### Short problem
Reply with the count of lines holding "about", nothing more.

--- START The data ---

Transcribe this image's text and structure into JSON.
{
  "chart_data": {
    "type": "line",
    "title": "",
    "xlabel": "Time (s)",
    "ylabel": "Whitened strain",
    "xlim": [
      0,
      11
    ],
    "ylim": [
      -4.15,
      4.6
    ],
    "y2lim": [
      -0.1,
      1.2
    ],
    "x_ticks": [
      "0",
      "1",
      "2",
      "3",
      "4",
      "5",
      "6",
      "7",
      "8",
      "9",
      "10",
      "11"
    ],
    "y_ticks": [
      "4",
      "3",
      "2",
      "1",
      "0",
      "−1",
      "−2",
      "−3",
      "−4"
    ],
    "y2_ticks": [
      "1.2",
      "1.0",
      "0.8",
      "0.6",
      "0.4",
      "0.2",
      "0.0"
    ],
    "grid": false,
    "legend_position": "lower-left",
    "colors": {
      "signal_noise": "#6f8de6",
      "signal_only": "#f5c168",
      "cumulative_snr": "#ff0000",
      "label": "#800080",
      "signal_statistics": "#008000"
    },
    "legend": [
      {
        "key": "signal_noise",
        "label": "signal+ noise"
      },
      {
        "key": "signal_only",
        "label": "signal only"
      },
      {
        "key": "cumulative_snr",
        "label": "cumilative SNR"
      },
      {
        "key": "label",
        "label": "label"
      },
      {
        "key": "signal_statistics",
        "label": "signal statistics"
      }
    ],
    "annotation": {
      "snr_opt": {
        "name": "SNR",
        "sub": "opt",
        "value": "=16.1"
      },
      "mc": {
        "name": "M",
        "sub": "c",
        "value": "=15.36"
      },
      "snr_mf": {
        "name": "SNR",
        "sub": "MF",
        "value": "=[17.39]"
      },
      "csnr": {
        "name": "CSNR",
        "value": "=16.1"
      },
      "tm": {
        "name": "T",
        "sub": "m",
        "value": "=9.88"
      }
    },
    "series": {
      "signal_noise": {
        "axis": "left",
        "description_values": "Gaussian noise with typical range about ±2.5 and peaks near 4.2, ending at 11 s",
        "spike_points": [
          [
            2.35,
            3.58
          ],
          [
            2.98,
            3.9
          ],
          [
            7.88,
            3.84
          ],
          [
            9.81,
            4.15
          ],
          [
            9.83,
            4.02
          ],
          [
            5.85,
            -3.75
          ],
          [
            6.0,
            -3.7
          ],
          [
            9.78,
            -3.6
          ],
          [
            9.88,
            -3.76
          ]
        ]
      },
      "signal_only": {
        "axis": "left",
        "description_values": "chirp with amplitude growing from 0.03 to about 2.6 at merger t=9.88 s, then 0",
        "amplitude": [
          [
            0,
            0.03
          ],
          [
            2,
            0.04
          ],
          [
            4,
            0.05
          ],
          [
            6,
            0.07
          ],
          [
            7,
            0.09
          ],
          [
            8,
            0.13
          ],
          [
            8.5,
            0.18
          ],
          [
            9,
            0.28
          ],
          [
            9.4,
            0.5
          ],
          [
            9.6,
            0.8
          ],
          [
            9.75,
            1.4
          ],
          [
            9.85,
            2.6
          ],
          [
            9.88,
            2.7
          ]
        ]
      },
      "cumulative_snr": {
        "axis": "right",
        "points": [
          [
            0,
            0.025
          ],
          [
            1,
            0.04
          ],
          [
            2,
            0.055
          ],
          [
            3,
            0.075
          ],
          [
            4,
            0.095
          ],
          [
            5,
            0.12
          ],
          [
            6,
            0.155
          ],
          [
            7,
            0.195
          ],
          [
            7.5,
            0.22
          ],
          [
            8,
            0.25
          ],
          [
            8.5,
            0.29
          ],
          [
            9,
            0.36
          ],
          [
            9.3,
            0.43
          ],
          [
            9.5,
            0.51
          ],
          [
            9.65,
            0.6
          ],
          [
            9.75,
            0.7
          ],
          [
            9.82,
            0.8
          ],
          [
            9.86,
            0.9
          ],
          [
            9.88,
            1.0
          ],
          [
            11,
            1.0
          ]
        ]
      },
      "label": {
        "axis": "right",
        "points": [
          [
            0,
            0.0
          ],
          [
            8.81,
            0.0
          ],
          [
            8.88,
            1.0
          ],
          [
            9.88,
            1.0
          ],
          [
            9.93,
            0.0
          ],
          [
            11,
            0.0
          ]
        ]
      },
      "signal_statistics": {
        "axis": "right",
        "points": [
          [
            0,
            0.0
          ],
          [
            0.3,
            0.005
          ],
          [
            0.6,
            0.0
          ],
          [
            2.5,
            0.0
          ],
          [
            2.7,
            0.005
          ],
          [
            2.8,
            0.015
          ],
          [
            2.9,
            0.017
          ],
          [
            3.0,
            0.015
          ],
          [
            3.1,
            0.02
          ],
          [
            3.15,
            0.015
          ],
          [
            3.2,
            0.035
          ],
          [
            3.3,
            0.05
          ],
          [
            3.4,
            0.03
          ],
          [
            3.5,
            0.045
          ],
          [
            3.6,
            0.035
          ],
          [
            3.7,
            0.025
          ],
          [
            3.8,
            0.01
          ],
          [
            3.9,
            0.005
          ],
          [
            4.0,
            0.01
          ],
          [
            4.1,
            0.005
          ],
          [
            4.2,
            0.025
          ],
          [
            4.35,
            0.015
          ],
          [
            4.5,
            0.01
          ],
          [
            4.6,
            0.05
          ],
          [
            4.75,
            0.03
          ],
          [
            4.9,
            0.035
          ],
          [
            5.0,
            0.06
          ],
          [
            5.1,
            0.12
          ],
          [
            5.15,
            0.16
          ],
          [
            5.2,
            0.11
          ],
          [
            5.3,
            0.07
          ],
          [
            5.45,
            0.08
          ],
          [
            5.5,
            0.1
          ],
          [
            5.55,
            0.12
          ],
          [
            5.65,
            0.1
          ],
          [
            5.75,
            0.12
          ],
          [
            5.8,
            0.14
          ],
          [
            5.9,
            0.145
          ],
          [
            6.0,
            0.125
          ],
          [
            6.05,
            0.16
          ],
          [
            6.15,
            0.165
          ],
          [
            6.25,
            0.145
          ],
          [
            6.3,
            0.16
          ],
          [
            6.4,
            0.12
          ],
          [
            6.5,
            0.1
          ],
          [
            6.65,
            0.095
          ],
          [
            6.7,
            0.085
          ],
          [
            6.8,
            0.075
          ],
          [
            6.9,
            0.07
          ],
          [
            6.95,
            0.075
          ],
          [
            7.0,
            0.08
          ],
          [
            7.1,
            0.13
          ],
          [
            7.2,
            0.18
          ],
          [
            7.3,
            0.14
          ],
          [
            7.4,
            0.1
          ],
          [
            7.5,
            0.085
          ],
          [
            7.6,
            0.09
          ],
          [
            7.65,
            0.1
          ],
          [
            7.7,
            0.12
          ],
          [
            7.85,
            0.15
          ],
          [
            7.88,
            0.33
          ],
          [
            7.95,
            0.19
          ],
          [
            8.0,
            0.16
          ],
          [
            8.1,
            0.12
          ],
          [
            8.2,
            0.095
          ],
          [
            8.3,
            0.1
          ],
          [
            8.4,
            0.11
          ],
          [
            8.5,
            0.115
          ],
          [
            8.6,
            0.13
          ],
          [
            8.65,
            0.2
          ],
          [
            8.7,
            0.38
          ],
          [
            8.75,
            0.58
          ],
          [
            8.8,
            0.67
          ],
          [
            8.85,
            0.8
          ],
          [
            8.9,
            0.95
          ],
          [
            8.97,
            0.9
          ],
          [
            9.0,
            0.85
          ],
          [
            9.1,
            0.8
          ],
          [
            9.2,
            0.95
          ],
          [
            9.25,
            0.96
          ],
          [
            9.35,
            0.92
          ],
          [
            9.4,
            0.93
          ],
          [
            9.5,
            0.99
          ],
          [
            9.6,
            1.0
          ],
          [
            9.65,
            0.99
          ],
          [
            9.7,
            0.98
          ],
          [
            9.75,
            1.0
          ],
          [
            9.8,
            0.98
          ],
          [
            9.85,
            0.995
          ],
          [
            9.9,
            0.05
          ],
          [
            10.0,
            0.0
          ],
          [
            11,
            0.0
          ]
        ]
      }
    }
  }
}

--- END The data ---

### Problem solution
2